**Extracted entries**
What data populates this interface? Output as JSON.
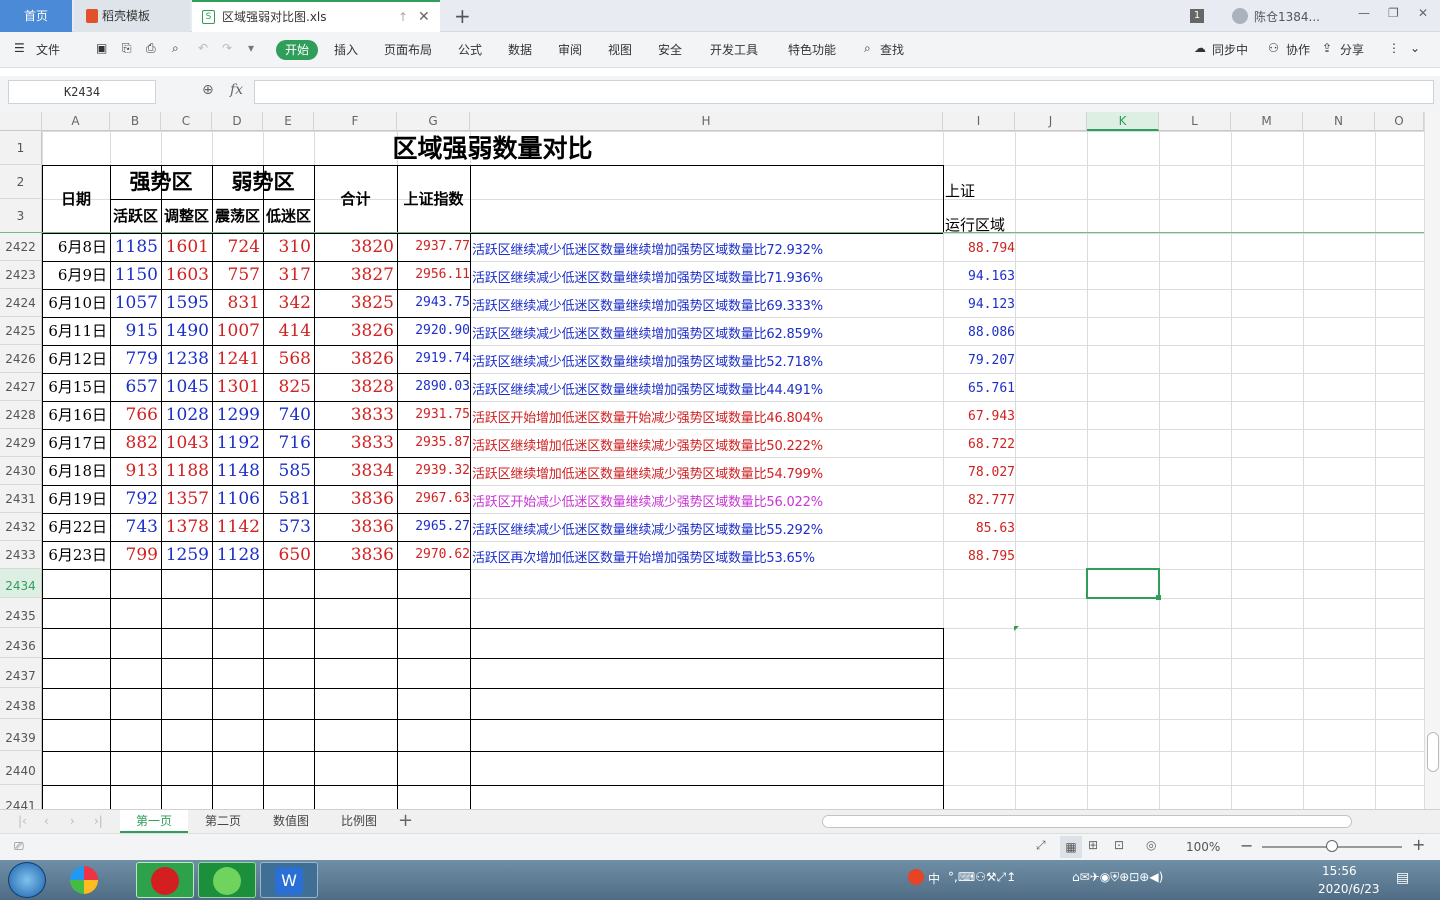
{
  "tabs": {
    "home": "首页",
    "template": "稻壳模板",
    "file": "区域强弱对比图.xls"
  },
  "window": {
    "badge": "1",
    "user": "陈仓1384..."
  },
  "menu": {
    "file": "文件",
    "start": "开始",
    "insert": "插入",
    "layout": "页面布局",
    "formula": "公式",
    "data": "数据",
    "review": "审阅",
    "view": "视图",
    "security": "安全",
    "devtools": "开发工具",
    "special": "特色功能",
    "find": "查找",
    "sync": "同步中",
    "collab": "协作",
    "share": "分享"
  },
  "formula": {
    "namebox": "K2434",
    "fx": "fx",
    "value": ""
  },
  "columns": [
    "A",
    "B",
    "C",
    "D",
    "E",
    "F",
    "G",
    "H",
    "I",
    "J",
    "K",
    "L",
    "M",
    "N",
    "O"
  ],
  "header": {
    "title": "区域强弱数量对比",
    "date": "日期",
    "strong": "强势区",
    "weak": "弱势区",
    "active": "活跃区",
    "adjust": "调整区",
    "shock": "震荡区",
    "low": "低迷区",
    "total": "合计",
    "index": "上证指数",
    "i2": "上证",
    "i3": "运行区域"
  },
  "header_rows": [
    "1",
    "2",
    "3"
  ],
  "rows": [
    {
      "r": "2422",
      "date": "6月8日",
      "b": "1185",
      "c": "1601",
      "d": "724",
      "e": "310",
      "f": "3820",
      "g": "2937.77",
      "h": "活跃区继续减少低迷区数量继续增加强势区域数量比72.932%",
      "i": "88.794",
      "hc": "blue",
      "bc": "blue",
      "cc": "red",
      "dc": "red",
      "ec": "red",
      "gc": "red",
      "ic": "red"
    },
    {
      "r": "2423",
      "date": "6月9日",
      "b": "1150",
      "c": "1603",
      "d": "757",
      "e": "317",
      "f": "3827",
      "g": "2956.11",
      "h": "活跃区继续减少低迷区数量继续增加强势区域数量比71.936%",
      "i": "94.163",
      "hc": "blue",
      "bc": "blue",
      "cc": "red",
      "dc": "red",
      "ec": "red",
      "gc": "red",
      "ic": "blue"
    },
    {
      "r": "2424",
      "date": "6月10日",
      "b": "1057",
      "c": "1595",
      "d": "831",
      "e": "342",
      "f": "3825",
      "g": "2943.75",
      "h": "活跃区继续减少低迷区数量继续增加强势区域数量比69.333%",
      "i": "94.123",
      "hc": "blue",
      "bc": "blue",
      "cc": "blue",
      "dc": "red",
      "ec": "red",
      "gc": "blue",
      "ic": "blue"
    },
    {
      "r": "2425",
      "date": "6月11日",
      "b": "915",
      "c": "1490",
      "d": "1007",
      "e": "414",
      "f": "3826",
      "g": "2920.90",
      "h": "活跃区继续减少低迷区数量继续增加强势区域数量比62.859%",
      "i": "88.086",
      "hc": "blue",
      "bc": "blue",
      "cc": "blue",
      "dc": "red",
      "ec": "red",
      "gc": "blue",
      "ic": "blue"
    },
    {
      "r": "2426",
      "date": "6月12日",
      "b": "779",
      "c": "1238",
      "d": "1241",
      "e": "568",
      "f": "3826",
      "g": "2919.74",
      "h": "活跃区继续减少低迷区数量继续增加强势区域数量比52.718%",
      "i": "79.207",
      "hc": "blue",
      "bc": "blue",
      "cc": "blue",
      "dc": "red",
      "ec": "red",
      "gc": "blue",
      "ic": "blue"
    },
    {
      "r": "2427",
      "date": "6月15日",
      "b": "657",
      "c": "1045",
      "d": "1301",
      "e": "825",
      "f": "3828",
      "g": "2890.03",
      "h": "活跃区继续减少低迷区数量继续增加强势区域数量比44.491%",
      "i": "65.761",
      "hc": "blue",
      "bc": "blue",
      "cc": "blue",
      "dc": "red",
      "ec": "red",
      "gc": "blue",
      "ic": "blue"
    },
    {
      "r": "2428",
      "date": "6月16日",
      "b": "766",
      "c": "1028",
      "d": "1299",
      "e": "740",
      "f": "3833",
      "g": "2931.75",
      "h": "活跃区开始增加低迷区数量开始减少强势区域数量比46.804%",
      "i": "67.943",
      "hc": "red",
      "bc": "red",
      "cc": "blue",
      "dc": "blue",
      "ec": "blue",
      "gc": "red",
      "ic": "red"
    },
    {
      "r": "2429",
      "date": "6月17日",
      "b": "882",
      "c": "1043",
      "d": "1192",
      "e": "716",
      "f": "3833",
      "g": "2935.87",
      "h": "活跃区继续增加低迷区数量继续减少强势区域数量比50.222%",
      "i": "68.722",
      "hc": "red",
      "bc": "red",
      "cc": "red",
      "dc": "blue",
      "ec": "blue",
      "gc": "red",
      "ic": "red"
    },
    {
      "r": "2430",
      "date": "6月18日",
      "b": "913",
      "c": "1188",
      "d": "1148",
      "e": "585",
      "f": "3834",
      "g": "2939.32",
      "h": "活跃区继续增加低迷区数量继续减少强势区域数量比54.799%",
      "i": "78.027",
      "hc": "red",
      "bc": "red",
      "cc": "red",
      "dc": "blue",
      "ec": "blue",
      "gc": "red",
      "ic": "red"
    },
    {
      "r": "2431",
      "date": "6月19日",
      "b": "792",
      "c": "1357",
      "d": "1106",
      "e": "581",
      "f": "3836",
      "g": "2967.63",
      "h": "活跃区开始减少低迷区数量继续减少强势区域数量比56.022%",
      "i": "82.777",
      "hc": "magenta",
      "bc": "blue",
      "cc": "red",
      "dc": "blue",
      "ec": "blue",
      "gc": "red",
      "ic": "red"
    },
    {
      "r": "2432",
      "date": "6月22日",
      "b": "743",
      "c": "1378",
      "d": "1142",
      "e": "573",
      "f": "3836",
      "g": "2965.27",
      "h": "活跃区继续减少低迷区数量继续减少强势区域数量比55.292%",
      "i": "85.63",
      "hc": "blue",
      "bc": "blue",
      "cc": "red",
      "dc": "red",
      "ec": "blue",
      "gc": "blue",
      "ic": "red"
    },
    {
      "r": "2433",
      "date": "6月23日",
      "b": "799",
      "c": "1259",
      "d": "1128",
      "e": "650",
      "f": "3836",
      "g": "2970.62",
      "h": "活跃区再次增加低迷区数量开始增加强势区域数量比53.65%",
      "i": "88.795",
      "hc": "blue",
      "bc": "red",
      "cc": "blue",
      "dc": "blue",
      "ec": "red",
      "gc": "red",
      "ic": "red"
    }
  ],
  "empty_rows": [
    "2434",
    "2435",
    "2436",
    "2437",
    "2438",
    "2439",
    "2440",
    "2441"
  ],
  "sheets": [
    "第一页",
    "第二页",
    "数值图",
    "比例图"
  ],
  "status": {
    "zoom": "100%"
  },
  "taskbar": {
    "time": "15:56",
    "date": "2020/6/23",
    "ime": "中"
  },
  "colors": {
    "blue": "#1c2fc9",
    "red": "#d12121",
    "magenta": "#c934d6",
    "accent": "#2f9e5b"
  }
}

**Set task**
Set down all the data again exactly as above, pictures excluded.

**Exercise solution**
What data populates this interface? Output as JSON.
{
  "tabs": {
    "home": "首页",
    "template": "稻壳模板",
    "file": "区域强弱对比图.xls"
  },
  "window": {
    "badge": "1",
    "user": "陈仓1384..."
  },
  "menu": {
    "file": "文件",
    "start": "开始",
    "insert": "插入",
    "layout": "页面布局",
    "formula": "公式",
    "data": "数据",
    "review": "审阅",
    "view": "视图",
    "security": "安全",
    "devtools": "开发工具",
    "special": "特色功能",
    "find": "查找",
    "sync": "同步中",
    "collab": "协作",
    "share": "分享"
  },
  "formula": {
    "namebox": "K2434",
    "fx": "fx",
    "value": ""
  },
  "columns": [
    "A",
    "B",
    "C",
    "D",
    "E",
    "F",
    "G",
    "H",
    "I",
    "J",
    "K",
    "L",
    "M",
    "N",
    "O"
  ],
  "header": {
    "title": "区域强弱数量对比",
    "date": "日期",
    "strong": "强势区",
    "weak": "弱势区",
    "active": "活跃区",
    "adjust": "调整区",
    "shock": "震荡区",
    "low": "低迷区",
    "total": "合计",
    "index": "上证指数",
    "i2": "上证",
    "i3": "运行区域"
  },
  "header_rows": [
    "1",
    "2",
    "3"
  ],
  "rows": [
    {
      "r": "2422",
      "date": "6月8日",
      "b": "1185",
      "c": "1601",
      "d": "724",
      "e": "310",
      "f": "3820",
      "g": "2937.77",
      "h": "活跃区继续减少低迷区数量继续增加强势区域数量比72.932%",
      "i": "88.794",
      "hc": "blue",
      "bc": "blue",
      "cc": "red",
      "dc": "red",
      "ec": "red",
      "gc": "red",
      "ic": "red"
    },
    {
      "r": "2423",
      "date": "6月9日",
      "b": "1150",
      "c": "1603",
      "d": "757",
      "e": "317",
      "f": "3827",
      "g": "2956.11",
      "h": "活跃区继续减少低迷区数量继续增加强势区域数量比71.936%",
      "i": "94.163",
      "hc": "blue",
      "bc": "blue",
      "cc": "red",
      "dc": "red",
      "ec": "red",
      "gc": "red",
      "ic": "blue"
    },
    {
      "r": "2424",
      "date": "6月10日",
      "b": "1057",
      "c": "1595",
      "d": "831",
      "e": "342",
      "f": "3825",
      "g": "2943.75",
      "h": "活跃区继续减少低迷区数量继续增加强势区域数量比69.333%",
      "i": "94.123",
      "hc": "blue",
      "bc": "blue",
      "cc": "blue",
      "dc": "red",
      "ec": "red",
      "gc": "blue",
      "ic": "blue"
    },
    {
      "r": "2425",
      "date": "6月11日",
      "b": "915",
      "c": "1490",
      "d": "1007",
      "e": "414",
      "f": "3826",
      "g": "2920.90",
      "h": "活跃区继续减少低迷区数量继续增加强势区域数量比62.859%",
      "i": "88.086",
      "hc": "blue",
      "bc": "blue",
      "cc": "blue",
      "dc": "red",
      "ec": "red",
      "gc": "blue",
      "ic": "blue"
    },
    {
      "r": "2426",
      "date": "6月12日",
      "b": "779",
      "c": "1238",
      "d": "1241",
      "e": "568",
      "f": "3826",
      "g": "2919.74",
      "h": "活跃区继续减少低迷区数量继续增加强势区域数量比52.718%",
      "i": "79.207",
      "hc": "blue",
      "bc": "blue",
      "cc": "blue",
      "dc": "red",
      "ec": "red",
      "gc": "blue",
      "ic": "blue"
    },
    {
      "r": "2427",
      "date": "6月15日",
      "b": "657",
      "c": "1045",
      "d": "1301",
      "e": "825",
      "f": "3828",
      "g": "2890.03",
      "h": "活跃区继续减少低迷区数量继续增加强势区域数量比44.491%",
      "i": "65.761",
      "hc": "blue",
      "bc": "blue",
      "cc": "blue",
      "dc": "red",
      "ec": "red",
      "gc": "blue",
      "ic": "blue"
    },
    {
      "r": "2428",
      "date": "6月16日",
      "b": "766",
      "c": "1028",
      "d": "1299",
      "e": "740",
      "f": "3833",
      "g": "2931.75",
      "h": "活跃区开始增加低迷区数量开始减少强势区域数量比46.804%",
      "i": "67.943",
      "hc": "red",
      "bc": "red",
      "cc": "blue",
      "dc": "blue",
      "ec": "blue",
      "gc": "red",
      "ic": "red"
    },
    {
      "r": "2429",
      "date": "6月17日",
      "b": "882",
      "c": "1043",
      "d": "1192",
      "e": "716",
      "f": "3833",
      "g": "2935.87",
      "h": "活跃区继续增加低迷区数量继续减少强势区域数量比50.222%",
      "i": "68.722",
      "hc": "red",
      "bc": "red",
      "cc": "red",
      "dc": "blue",
      "ec": "blue",
      "gc": "red",
      "ic": "red"
    },
    {
      "r": "2430",
      "date": "6月18日",
      "b": "913",
      "c": "1188",
      "d": "1148",
      "e": "585",
      "f": "3834",
      "g": "2939.32",
      "h": "活跃区继续增加低迷区数量继续减少强势区域数量比54.799%",
      "i": "78.027",
      "hc": "red",
      "bc": "red",
      "cc": "red",
      "dc": "blue",
      "ec": "blue",
      "gc": "red",
      "ic": "red"
    },
    {
      "r": "2431",
      "date": "6月19日",
      "b": "792",
      "c": "1357",
      "d": "1106",
      "e": "581",
      "f": "3836",
      "g": "2967.63",
      "h": "活跃区开始减少低迷区数量继续减少强势区域数量比56.022%",
      "i": "82.777",
      "hc": "magenta",
      "bc": "blue",
      "cc": "red",
      "dc": "blue",
      "ec": "blue",
      "gc": "red",
      "ic": "red"
    },
    {
      "r": "2432",
      "date": "6月22日",
      "b": "743",
      "c": "1378",
      "d": "1142",
      "e": "573",
      "f": "3836",
      "g": "2965.27",
      "h": "活跃区继续减少低迷区数量继续减少强势区域数量比55.292%",
      "i": "85.63",
      "hc": "blue",
      "bc": "blue",
      "cc": "red",
      "dc": "red",
      "ec": "blue",
      "gc": "blue",
      "ic": "red"
    },
    {
      "r": "2433",
      "date": "6月23日",
      "b": "799",
      "c": "1259",
      "d": "1128",
      "e": "650",
      "f": "3836",
      "g": "2970.62",
      "h": "活跃区再次增加低迷区数量开始增加强势区域数量比53.65%",
      "i": "88.795",
      "hc": "blue",
      "bc": "red",
      "cc": "blue",
      "dc": "blue",
      "ec": "red",
      "gc": "red",
      "ic": "red"
    }
  ],
  "empty_rows": [
    "2434",
    "2435",
    "2436",
    "2437",
    "2438",
    "2439",
    "2440",
    "2441"
  ],
  "sheets": [
    "第一页",
    "第二页",
    "数值图",
    "比例图"
  ],
  "status": {
    "zoom": "100%"
  },
  "taskbar": {
    "time": "15:56",
    "date": "2020/6/23",
    "ime": "中"
  },
  "colors": {
    "blue": "#1c2fc9",
    "red": "#d12121",
    "magenta": "#c934d6",
    "accent": "#2f9e5b"
  }
}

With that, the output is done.